--- Start of Data to process ---

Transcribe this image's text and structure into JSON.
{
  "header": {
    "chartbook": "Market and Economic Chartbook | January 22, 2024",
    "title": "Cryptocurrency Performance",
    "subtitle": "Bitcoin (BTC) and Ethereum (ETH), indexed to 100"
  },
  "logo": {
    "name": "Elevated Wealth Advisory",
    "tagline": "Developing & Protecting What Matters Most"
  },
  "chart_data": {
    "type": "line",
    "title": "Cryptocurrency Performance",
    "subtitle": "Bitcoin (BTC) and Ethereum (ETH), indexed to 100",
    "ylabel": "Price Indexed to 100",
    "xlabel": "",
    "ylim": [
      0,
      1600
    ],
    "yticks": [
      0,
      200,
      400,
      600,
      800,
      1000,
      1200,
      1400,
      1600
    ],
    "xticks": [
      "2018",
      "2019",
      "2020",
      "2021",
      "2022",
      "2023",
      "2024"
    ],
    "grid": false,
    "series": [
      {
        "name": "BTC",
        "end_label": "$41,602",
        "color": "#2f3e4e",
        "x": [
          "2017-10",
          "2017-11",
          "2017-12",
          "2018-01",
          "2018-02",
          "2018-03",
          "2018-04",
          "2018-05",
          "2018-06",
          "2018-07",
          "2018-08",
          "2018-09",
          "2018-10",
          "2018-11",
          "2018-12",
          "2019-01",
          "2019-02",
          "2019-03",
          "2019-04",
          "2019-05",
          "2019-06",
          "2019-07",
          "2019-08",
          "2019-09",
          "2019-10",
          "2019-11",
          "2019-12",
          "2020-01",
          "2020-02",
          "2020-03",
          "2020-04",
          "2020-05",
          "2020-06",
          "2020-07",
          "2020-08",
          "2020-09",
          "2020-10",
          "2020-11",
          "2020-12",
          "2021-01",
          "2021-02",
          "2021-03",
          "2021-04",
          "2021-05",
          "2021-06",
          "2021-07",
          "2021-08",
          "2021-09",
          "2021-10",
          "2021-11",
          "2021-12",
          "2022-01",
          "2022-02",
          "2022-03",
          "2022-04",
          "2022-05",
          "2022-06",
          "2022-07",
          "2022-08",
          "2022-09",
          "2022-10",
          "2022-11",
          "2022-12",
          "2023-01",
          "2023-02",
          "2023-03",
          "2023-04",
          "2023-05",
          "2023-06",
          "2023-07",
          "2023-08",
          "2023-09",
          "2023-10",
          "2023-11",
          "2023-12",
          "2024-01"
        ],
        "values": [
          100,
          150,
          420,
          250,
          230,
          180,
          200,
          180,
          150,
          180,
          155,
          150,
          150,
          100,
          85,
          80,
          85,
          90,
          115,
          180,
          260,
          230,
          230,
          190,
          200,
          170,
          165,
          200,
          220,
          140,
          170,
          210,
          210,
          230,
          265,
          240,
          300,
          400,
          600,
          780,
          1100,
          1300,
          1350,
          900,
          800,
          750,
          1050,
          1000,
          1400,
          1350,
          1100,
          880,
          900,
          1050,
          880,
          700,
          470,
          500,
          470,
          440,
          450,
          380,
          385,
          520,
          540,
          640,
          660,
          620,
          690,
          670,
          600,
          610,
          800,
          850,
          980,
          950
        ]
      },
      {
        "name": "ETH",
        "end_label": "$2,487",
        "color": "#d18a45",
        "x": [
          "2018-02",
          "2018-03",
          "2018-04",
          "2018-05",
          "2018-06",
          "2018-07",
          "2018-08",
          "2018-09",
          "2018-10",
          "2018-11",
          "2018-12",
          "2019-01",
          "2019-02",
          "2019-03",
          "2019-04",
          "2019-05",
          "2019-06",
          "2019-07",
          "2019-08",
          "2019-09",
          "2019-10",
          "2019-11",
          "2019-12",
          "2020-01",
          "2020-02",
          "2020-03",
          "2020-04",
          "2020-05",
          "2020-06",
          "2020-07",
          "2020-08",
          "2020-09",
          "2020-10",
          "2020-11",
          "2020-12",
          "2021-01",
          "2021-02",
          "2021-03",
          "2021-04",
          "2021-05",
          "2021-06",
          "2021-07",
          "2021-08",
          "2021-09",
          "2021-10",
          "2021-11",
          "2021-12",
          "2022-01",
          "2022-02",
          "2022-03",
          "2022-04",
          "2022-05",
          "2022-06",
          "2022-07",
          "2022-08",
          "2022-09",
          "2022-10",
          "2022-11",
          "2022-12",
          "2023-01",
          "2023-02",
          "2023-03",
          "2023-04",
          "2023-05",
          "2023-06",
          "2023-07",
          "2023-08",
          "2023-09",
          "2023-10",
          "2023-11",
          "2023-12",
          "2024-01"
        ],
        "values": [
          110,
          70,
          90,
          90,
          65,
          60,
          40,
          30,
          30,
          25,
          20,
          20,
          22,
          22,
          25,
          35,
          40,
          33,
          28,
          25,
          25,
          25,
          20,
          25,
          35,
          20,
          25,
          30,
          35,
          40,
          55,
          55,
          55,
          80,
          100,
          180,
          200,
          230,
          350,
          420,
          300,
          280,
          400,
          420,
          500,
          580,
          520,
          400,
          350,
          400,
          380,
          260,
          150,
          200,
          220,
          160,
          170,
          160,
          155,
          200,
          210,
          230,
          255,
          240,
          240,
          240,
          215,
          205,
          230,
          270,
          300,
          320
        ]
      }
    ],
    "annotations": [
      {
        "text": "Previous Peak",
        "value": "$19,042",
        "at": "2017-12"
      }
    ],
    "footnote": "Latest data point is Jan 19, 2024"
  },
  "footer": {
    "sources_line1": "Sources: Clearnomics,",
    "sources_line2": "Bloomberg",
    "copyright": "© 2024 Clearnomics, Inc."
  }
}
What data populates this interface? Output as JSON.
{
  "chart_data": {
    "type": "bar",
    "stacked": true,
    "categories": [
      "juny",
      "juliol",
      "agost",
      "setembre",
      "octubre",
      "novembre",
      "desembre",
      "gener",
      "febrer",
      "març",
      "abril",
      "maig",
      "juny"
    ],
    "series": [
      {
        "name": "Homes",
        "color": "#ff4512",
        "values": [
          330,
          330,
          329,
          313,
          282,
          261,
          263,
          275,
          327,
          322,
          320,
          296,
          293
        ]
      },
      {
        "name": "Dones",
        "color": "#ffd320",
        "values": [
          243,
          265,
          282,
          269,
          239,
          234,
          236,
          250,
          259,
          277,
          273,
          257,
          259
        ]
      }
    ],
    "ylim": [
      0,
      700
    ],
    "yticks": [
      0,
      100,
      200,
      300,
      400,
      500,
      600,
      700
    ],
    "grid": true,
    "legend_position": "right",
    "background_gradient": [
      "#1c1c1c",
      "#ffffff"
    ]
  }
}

--- End of Data to process ---

#### Requirement:
Identify each line of the material where the word "this" shows up, and copy it.

#### Exercise response:
Transcribe this image's text and structure into JSON.
What data populates this interface? Output as JSON.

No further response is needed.